### Source data
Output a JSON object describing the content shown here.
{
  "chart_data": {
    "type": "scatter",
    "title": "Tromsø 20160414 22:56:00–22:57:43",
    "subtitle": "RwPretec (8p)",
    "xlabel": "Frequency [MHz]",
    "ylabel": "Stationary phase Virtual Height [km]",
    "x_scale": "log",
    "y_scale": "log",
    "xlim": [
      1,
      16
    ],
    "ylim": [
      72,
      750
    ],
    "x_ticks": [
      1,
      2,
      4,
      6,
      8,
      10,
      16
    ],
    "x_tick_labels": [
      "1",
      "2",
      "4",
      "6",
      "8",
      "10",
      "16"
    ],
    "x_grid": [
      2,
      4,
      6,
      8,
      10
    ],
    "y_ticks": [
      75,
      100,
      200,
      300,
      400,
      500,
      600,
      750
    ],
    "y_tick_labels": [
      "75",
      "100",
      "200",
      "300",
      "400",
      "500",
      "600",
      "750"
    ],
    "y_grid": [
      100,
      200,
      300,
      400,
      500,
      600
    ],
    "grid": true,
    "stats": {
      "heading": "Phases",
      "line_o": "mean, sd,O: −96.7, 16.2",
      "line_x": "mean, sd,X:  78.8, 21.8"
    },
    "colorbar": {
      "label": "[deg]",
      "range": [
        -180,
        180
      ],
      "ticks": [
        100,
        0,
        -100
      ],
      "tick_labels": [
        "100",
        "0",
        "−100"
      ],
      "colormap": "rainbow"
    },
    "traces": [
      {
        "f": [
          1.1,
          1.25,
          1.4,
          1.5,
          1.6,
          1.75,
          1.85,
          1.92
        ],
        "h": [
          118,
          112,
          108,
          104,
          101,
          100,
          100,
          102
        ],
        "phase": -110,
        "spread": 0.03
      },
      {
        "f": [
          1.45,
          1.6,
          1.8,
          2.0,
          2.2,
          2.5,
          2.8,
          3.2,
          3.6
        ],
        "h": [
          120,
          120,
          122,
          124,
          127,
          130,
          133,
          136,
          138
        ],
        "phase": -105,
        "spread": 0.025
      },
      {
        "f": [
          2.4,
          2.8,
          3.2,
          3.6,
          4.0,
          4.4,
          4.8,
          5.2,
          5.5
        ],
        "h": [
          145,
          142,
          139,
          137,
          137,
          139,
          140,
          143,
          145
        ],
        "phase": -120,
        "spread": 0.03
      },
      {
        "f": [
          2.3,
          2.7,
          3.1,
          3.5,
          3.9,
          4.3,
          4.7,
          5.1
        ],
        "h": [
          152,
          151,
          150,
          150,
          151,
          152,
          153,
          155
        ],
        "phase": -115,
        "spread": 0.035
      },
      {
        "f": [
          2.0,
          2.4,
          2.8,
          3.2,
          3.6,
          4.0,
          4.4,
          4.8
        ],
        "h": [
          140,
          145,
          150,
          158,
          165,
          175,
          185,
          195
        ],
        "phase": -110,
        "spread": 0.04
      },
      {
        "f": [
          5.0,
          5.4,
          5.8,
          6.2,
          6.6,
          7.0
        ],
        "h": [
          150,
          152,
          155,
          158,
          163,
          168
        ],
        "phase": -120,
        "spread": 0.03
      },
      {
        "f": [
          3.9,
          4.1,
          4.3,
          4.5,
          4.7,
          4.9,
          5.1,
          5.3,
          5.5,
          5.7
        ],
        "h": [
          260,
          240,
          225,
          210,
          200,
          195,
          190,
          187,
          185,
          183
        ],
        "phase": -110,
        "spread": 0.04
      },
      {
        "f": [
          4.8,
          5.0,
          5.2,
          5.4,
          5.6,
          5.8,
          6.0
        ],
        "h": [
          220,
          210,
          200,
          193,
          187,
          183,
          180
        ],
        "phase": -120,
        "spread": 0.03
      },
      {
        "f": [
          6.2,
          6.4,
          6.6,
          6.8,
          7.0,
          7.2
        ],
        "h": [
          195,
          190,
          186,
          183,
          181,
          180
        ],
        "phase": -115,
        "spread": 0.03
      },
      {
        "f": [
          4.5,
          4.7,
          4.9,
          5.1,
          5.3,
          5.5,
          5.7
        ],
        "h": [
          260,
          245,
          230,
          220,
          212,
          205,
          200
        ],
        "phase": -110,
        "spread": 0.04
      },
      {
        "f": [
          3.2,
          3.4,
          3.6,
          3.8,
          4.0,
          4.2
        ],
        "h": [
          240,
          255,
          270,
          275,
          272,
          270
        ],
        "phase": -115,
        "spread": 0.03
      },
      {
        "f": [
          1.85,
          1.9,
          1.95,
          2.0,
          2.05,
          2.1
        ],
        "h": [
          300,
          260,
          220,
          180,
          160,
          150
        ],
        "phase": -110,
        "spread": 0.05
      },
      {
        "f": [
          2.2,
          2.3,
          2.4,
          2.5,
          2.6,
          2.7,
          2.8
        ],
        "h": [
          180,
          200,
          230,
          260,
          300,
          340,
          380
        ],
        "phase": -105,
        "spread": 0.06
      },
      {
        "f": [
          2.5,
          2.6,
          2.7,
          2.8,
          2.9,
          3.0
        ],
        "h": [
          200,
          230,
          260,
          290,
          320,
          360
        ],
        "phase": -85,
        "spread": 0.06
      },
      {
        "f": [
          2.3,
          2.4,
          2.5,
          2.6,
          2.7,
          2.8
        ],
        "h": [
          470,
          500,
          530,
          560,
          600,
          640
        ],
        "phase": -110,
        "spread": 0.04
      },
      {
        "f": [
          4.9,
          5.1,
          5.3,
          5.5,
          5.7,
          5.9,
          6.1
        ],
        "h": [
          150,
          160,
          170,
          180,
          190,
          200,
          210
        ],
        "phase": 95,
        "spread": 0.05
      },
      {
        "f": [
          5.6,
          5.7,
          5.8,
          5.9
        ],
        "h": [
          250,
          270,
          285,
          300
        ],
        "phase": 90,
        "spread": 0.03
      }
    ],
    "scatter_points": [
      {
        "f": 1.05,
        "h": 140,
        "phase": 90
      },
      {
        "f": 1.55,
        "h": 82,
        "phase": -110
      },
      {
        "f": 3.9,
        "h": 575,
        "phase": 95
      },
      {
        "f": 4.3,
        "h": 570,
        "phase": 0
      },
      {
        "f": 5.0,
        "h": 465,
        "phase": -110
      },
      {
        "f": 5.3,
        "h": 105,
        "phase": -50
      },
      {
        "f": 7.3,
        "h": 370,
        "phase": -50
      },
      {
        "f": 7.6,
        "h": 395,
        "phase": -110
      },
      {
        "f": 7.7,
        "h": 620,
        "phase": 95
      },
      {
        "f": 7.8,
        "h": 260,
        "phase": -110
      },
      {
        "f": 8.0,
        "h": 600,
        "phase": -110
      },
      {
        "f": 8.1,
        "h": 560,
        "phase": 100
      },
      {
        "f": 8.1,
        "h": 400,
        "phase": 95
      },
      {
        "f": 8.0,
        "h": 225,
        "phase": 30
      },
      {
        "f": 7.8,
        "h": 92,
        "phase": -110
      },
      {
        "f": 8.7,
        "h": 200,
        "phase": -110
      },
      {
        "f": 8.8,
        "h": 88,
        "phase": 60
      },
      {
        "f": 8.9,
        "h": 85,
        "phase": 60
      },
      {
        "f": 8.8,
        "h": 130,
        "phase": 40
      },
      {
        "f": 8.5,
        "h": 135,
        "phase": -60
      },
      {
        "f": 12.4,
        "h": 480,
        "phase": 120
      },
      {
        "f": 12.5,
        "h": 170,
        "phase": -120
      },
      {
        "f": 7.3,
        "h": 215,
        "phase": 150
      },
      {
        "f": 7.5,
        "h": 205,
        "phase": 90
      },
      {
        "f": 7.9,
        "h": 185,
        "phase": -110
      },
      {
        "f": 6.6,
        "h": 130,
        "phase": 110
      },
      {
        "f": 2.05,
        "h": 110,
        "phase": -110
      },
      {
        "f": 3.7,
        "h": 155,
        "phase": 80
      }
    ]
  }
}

### Exercise description
Reproduce the complete data exactly as presented above.

### Complete answer
Output a JSON object describing the content shown here.
{
  "chart_data": {
    "type": "scatter",
    "title": "Tromsø 20160414 22:56:00–22:57:43",
    "subtitle": "RwPretec (8p)",
    "xlabel": "Frequency [MHz]",
    "ylabel": "Stationary phase Virtual Height [km]",
    "x_scale": "log",
    "y_scale": "log",
    "xlim": [
      1,
      16
    ],
    "ylim": [
      72,
      750
    ],
    "x_ticks": [
      1,
      2,
      4,
      6,
      8,
      10,
      16
    ],
    "x_tick_labels": [
      "1",
      "2",
      "4",
      "6",
      "8",
      "10",
      "16"
    ],
    "x_grid": [
      2,
      4,
      6,
      8,
      10
    ],
    "y_ticks": [
      75,
      100,
      200,
      300,
      400,
      500,
      600,
      750
    ],
    "y_tick_labels": [
      "75",
      "100",
      "200",
      "300",
      "400",
      "500",
      "600",
      "750"
    ],
    "y_grid": [
      100,
      200,
      300,
      400,
      500,
      600
    ],
    "grid": true,
    "stats": {
      "heading": "Phases",
      "line_o": "mean, sd,O: −96.7, 16.2",
      "line_x": "mean, sd,X:  78.8, 21.8"
    },
    "colorbar": {
      "label": "[deg]",
      "range": [
        -180,
        180
      ],
      "ticks": [
        100,
        0,
        -100
      ],
      "tick_labels": [
        "100",
        "0",
        "−100"
      ],
      "colormap": "rainbow"
    },
    "traces": [
      {
        "f": [
          1.1,
          1.25,
          1.4,
          1.5,
          1.6,
          1.75,
          1.85,
          1.92
        ],
        "h": [
          118,
          112,
          108,
          104,
          101,
          100,
          100,
          102
        ],
        "phase": -110,
        "spread": 0.03
      },
      {
        "f": [
          1.45,
          1.6,
          1.8,
          2.0,
          2.2,
          2.5,
          2.8,
          3.2,
          3.6
        ],
        "h": [
          120,
          120,
          122,
          124,
          127,
          130,
          133,
          136,
          138
        ],
        "phase": -105,
        "spread": 0.025
      },
      {
        "f": [
          2.4,
          2.8,
          3.2,
          3.6,
          4.0,
          4.4,
          4.8,
          5.2,
          5.5
        ],
        "h": [
          145,
          142,
          139,
          137,
          137,
          139,
          140,
          143,
          145
        ],
        "phase": -120,
        "spread": 0.03
      },
      {
        "f": [
          2.3,
          2.7,
          3.1,
          3.5,
          3.9,
          4.3,
          4.7,
          5.1
        ],
        "h": [
          152,
          151,
          150,
          150,
          151,
          152,
          153,
          155
        ],
        "phase": -115,
        "spread": 0.035
      },
      {
        "f": [
          2.0,
          2.4,
          2.8,
          3.2,
          3.6,
          4.0,
          4.4,
          4.8
        ],
        "h": [
          140,
          145,
          150,
          158,
          165,
          175,
          185,
          195
        ],
        "phase": -110,
        "spread": 0.04
      },
      {
        "f": [
          5.0,
          5.4,
          5.8,
          6.2,
          6.6,
          7.0
        ],
        "h": [
          150,
          152,
          155,
          158,
          163,
          168
        ],
        "phase": -120,
        "spread": 0.03
      },
      {
        "f": [
          3.9,
          4.1,
          4.3,
          4.5,
          4.7,
          4.9,
          5.1,
          5.3,
          5.5,
          5.7
        ],
        "h": [
          260,
          240,
          225,
          210,
          200,
          195,
          190,
          187,
          185,
          183
        ],
        "phase": -110,
        "spread": 0.04
      },
      {
        "f": [
          4.8,
          5.0,
          5.2,
          5.4,
          5.6,
          5.8,
          6.0
        ],
        "h": [
          220,
          210,
          200,
          193,
          187,
          183,
          180
        ],
        "phase": -120,
        "spread": 0.03
      },
      {
        "f": [
          6.2,
          6.4,
          6.6,
          6.8,
          7.0,
          7.2
        ],
        "h": [
          195,
          190,
          186,
          183,
          181,
          180
        ],
        "phase": -115,
        "spread": 0.03
      },
      {
        "f": [
          4.5,
          4.7,
          4.9,
          5.1,
          5.3,
          5.5,
          5.7
        ],
        "h": [
          260,
          245,
          230,
          220,
          212,
          205,
          200
        ],
        "phase": -110,
        "spread": 0.04
      },
      {
        "f": [
          3.2,
          3.4,
          3.6,
          3.8,
          4.0,
          4.2
        ],
        "h": [
          240,
          255,
          270,
          275,
          272,
          270
        ],
        "phase": -115,
        "spread": 0.03
      },
      {
        "f": [
          1.85,
          1.9,
          1.95,
          2.0,
          2.05,
          2.1
        ],
        "h": [
          300,
          260,
          220,
          180,
          160,
          150
        ],
        "phase": -110,
        "spread": 0.05
      },
      {
        "f": [
          2.2,
          2.3,
          2.4,
          2.5,
          2.6,
          2.7,
          2.8
        ],
        "h": [
          180,
          200,
          230,
          260,
          300,
          340,
          380
        ],
        "phase": -105,
        "spread": 0.06
      },
      {
        "f": [
          2.5,
          2.6,
          2.7,
          2.8,
          2.9,
          3.0
        ],
        "h": [
          200,
          230,
          260,
          290,
          320,
          360
        ],
        "phase": -85,
        "spread": 0.06
      },
      {
        "f": [
          2.3,
          2.4,
          2.5,
          2.6,
          2.7,
          2.8
        ],
        "h": [
          470,
          500,
          530,
          560,
          600,
          640
        ],
        "phase": -110,
        "spread": 0.04
      },
      {
        "f": [
          4.9,
          5.1,
          5.3,
          5.5,
          5.7,
          5.9,
          6.1
        ],
        "h": [
          150,
          160,
          170,
          180,
          190,
          200,
          210
        ],
        "phase": 95,
        "spread": 0.05
      },
      {
        "f": [
          5.6,
          5.7,
          5.8,
          5.9
        ],
        "h": [
          250,
          270,
          285,
          300
        ],
        "phase": 90,
        "spread": 0.03
      }
    ],
    "scatter_points": [
      {
        "f": 1.05,
        "h": 140,
        "phase": 90
      },
      {
        "f": 1.55,
        "h": 82,
        "phase": -110
      },
      {
        "f": 3.9,
        "h": 575,
        "phase": 95
      },
      {
        "f": 4.3,
        "h": 570,
        "phase": 0
      },
      {
        "f": 5.0,
        "h": 465,
        "phase": -110
      },
      {
        "f": 5.3,
        "h": 105,
        "phase": -50
      },
      {
        "f": 7.3,
        "h": 370,
        "phase": -50
      },
      {
        "f": 7.6,
        "h": 395,
        "phase": -110
      },
      {
        "f": 7.7,
        "h": 620,
        "phase": 95
      },
      {
        "f": 7.8,
        "h": 260,
        "phase": -110
      },
      {
        "f": 8.0,
        "h": 600,
        "phase": -110
      },
      {
        "f": 8.1,
        "h": 560,
        "phase": 100
      },
      {
        "f": 8.1,
        "h": 400,
        "phase": 95
      },
      {
        "f": 8.0,
        "h": 225,
        "phase": 30
      },
      {
        "f": 7.8,
        "h": 92,
        "phase": -110
      },
      {
        "f": 8.7,
        "h": 200,
        "phase": -110
      },
      {
        "f": 8.8,
        "h": 88,
        "phase": 60
      },
      {
        "f": 8.9,
        "h": 85,
        "phase": 60
      },
      {
        "f": 8.8,
        "h": 130,
        "phase": 40
      },
      {
        "f": 8.5,
        "h": 135,
        "phase": -60
      },
      {
        "f": 12.4,
        "h": 480,
        "phase": 120
      },
      {
        "f": 12.5,
        "h": 170,
        "phase": -120
      },
      {
        "f": 7.3,
        "h": 215,
        "phase": 150
      },
      {
        "f": 7.5,
        "h": 205,
        "phase": 90
      },
      {
        "f": 7.9,
        "h": 185,
        "phase": -110
      },
      {
        "f": 6.6,
        "h": 130,
        "phase": 110
      },
      {
        "f": 2.05,
        "h": 110,
        "phase": -110
      },
      {
        "f": 3.7,
        "h": 155,
        "phase": 80
      }
    ]
  }
}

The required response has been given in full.